» **課題**
クラウドの無料枠についての提示文のうち、「Azure の無料アカウントを今すぐ作成しましょう |」から「リケーションを実行できます。」までの箇所を一字一句そのまま打ち直してください。

» **提示文**
ずっと無料で使えるクラウドの「Free Tier」主要サービスまとめ。2021年版

2021年6月21日

いくつかのクラウドサービスでは、1年程度の無料トライアルや一定額のクーポンなどに加えて、期間の制限なくずっと無料で使える、いわゆる「Free Tier」や「Always Free」と呼ばれる無料枠のサービスが提供されています。

こうした無料枠は試行用の環境や一時的なテスト環境などとして、期間を気にせずサービスを試すうえで非常に有効です。

もちろん、無料提供サービスは提供側の都合によってある日突然終了することもあり得ますが、いまのところ1年前の記事「ずっと無料で使えるクラウドの「Free Tier」主要サービスまとめ。2020年版」で紹介したサービスで終了したものはないようです。

本記事では期限の制限なくFree TierやAlways Freeとして提供されている主なサービスを、2021年版としてまとめました。

Amazon Web Services(AWS)

AWS 無料利用枠」のWebページを開き、左側にあるフィルター条件で「無期限無料」をチェックすることで、無期限に無料で提供されるサービスの一覧を見ることができます

fig

AWS Lambda
サーバレスコンピューティングの実行環境を提供します。 1カ月あたり100万リクエスト、最大320万秒コンピューティング時間まで利用可能。

Amazon DynamoDB
スケーラブルなNoSQLデータベースサービスです。 25GBストレージのストレージ容量、25 個のプロビジョニングされた書き込みキャパシティーユニット (WCU)、25 個のプロビジョニングされた読み込みキャパシティーユニット (RCU)まで利用可能。

Amazon SNS
マネージドなプッシュメッセージングサービスです。 100万件の発行、10万件のHTTP/S配信、1000件のメール配信が可能。

Amazon SQS
メッセージを格納するためのスケーラブルなキューです。
100万件のリクエストが利用可能。

Amazon CloudWatch AWS のクラウドリソースとアプリケーションのモニタリングを行います。 10カスタムメトリクスおよび10アラーム、100万件のAPI リクエスト、5GBのログデータの取り込みおよび 5GBのログデータのアーカイブ、毎月最大 50 メトリクスのダッシュボード3個まで利用可能です。

Microsoft Azure

Azure の無料アカウントを今すぐ作成しましょう | Microsoft Azure」のWebページを開き、スクロールして「いつでも無料なのは、どの製品ですか。」の画面で、無期限に無料で提供されるサービスの一覧を見ることができます。

fig2

Azure App Service
.NET、Java、Node.js、Python、PHP、Rubyなどのプログラミング言語を用いたアプリケーションを実行できます。
10個までのWebアプリやモバイルアプリ、APIアプリを、1GBメモリ、1GBストレージまで利用可能。

Azure Functions
サーバレスコンピューティングの実行環境を提供します。
1カ月あたり100万回の実行が可能。

Azure Cosmos DB
グローバルに分散するマルチモデル データベースサービス。
25GBストレージ容量と1秒あたり最大400RUスループットまで利用可能。RUとはRequest Unit=要求ユニットのことで、1RUは1KBのアイテムを読み取るコストに相当します。

Azure DevOps
GitのリポジトリやCI/CD、ビルドおよびリリースの自動化機能などを提供します。 5ユーザーまで無制限のプライベートGitリポジトリが利用可能。

» **データブロック**
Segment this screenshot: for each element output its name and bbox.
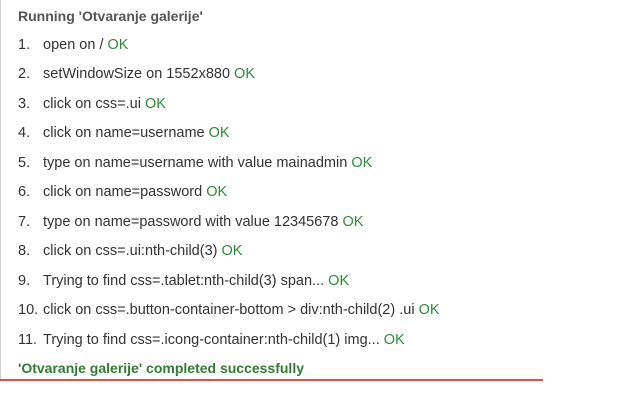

» **最終回答**
Azure の無料アカウントを今すぐ作成しましょう | Microsoft Azure」のWebページを開き、スクロールして「いつでも無料なのは、どの製品ですか。」の画面で、無期限に無料で提供されるサービスの一覧を見ることができます。

fig2

Azure App Service
.NET、Java、Node.js、Python、PHP、Rubyなどのプログラミング言語を用いたアプリケーションを実行できます。